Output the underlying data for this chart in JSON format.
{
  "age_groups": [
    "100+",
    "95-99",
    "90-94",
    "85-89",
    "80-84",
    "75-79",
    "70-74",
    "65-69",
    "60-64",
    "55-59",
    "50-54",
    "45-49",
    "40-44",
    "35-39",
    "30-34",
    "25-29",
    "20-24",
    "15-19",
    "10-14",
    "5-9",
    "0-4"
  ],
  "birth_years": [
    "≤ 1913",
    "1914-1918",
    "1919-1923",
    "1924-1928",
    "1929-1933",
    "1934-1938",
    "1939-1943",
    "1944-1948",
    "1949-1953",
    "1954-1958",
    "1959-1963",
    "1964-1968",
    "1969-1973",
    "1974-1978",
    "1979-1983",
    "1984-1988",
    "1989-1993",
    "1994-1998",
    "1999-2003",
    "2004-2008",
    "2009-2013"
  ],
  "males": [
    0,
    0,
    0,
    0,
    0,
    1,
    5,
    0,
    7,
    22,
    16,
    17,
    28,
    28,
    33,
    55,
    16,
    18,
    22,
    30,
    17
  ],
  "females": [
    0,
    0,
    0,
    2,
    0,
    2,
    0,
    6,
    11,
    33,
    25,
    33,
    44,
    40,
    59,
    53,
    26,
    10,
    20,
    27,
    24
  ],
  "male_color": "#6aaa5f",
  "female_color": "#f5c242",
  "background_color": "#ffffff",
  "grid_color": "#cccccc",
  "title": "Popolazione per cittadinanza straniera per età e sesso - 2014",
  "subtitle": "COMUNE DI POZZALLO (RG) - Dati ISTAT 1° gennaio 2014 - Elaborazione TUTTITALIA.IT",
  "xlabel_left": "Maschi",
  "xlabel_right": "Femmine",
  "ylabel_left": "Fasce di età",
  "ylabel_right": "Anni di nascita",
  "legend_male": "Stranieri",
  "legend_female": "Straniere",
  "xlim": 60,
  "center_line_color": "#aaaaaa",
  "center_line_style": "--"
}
+++++
* **YOUR INSTRUCTIONS**: Your task is to repeat every entry exactly.

* **RESULT FOR THIS TASK**:
Output the underlying data for this chart in JSON format.
{
  "age_groups": [
    "100+",
    "95-99",
    "90-94",
    "85-89",
    "80-84",
    "75-79",
    "70-74",
    "65-69",
    "60-64",
    "55-59",
    "50-54",
    "45-49",
    "40-44",
    "35-39",
    "30-34",
    "25-29",
    "20-24",
    "15-19",
    "10-14",
    "5-9",
    "0-4"
  ],
  "birth_years": [
    "≤ 1913",
    "1914-1918",
    "1919-1923",
    "1924-1928",
    "1929-1933",
    "1934-1938",
    "1939-1943",
    "1944-1948",
    "1949-1953",
    "1954-1958",
    "1959-1963",
    "1964-1968",
    "1969-1973",
    "1974-1978",
    "1979-1983",
    "1984-1988",
    "1989-1993",
    "1994-1998",
    "1999-2003",
    "2004-2008",
    "2009-2013"
  ],
  "males": [
    0,
    0,
    0,
    0,
    0,
    1,
    5,
    0,
    7,
    22,
    16,
    17,
    28,
    28,
    33,
    55,
    16,
    18,
    22,
    30,
    17
  ],
  "females": [
    0,
    0,
    0,
    2,
    0,
    2,
    0,
    6,
    11,
    33,
    25,
    33,
    44,
    40,
    59,
    53,
    26,
    10,
    20,
    27,
    24
  ],
  "male_color": "#6aaa5f",
  "female_color": "#f5c242",
  "background_color": "#ffffff",
  "grid_color": "#cccccc",
  "title": "Popolazione per cittadinanza straniera per età e sesso - 2014",
  "subtitle": "COMUNE DI POZZALLO (RG) - Dati ISTAT 1° gennaio 2014 - Elaborazione TUTTITALIA.IT",
  "xlabel_left": "Maschi",
  "xlabel_right": "Femmine",
  "ylabel_left": "Fasce di età",
  "ylabel_right": "Anni di nascita",
  "legend_male": "Stranieri",
  "legend_female": "Straniere",
  "xlim": 60,
  "center_line_color": "#aaaaaa",
  "center_line_style": "--"
}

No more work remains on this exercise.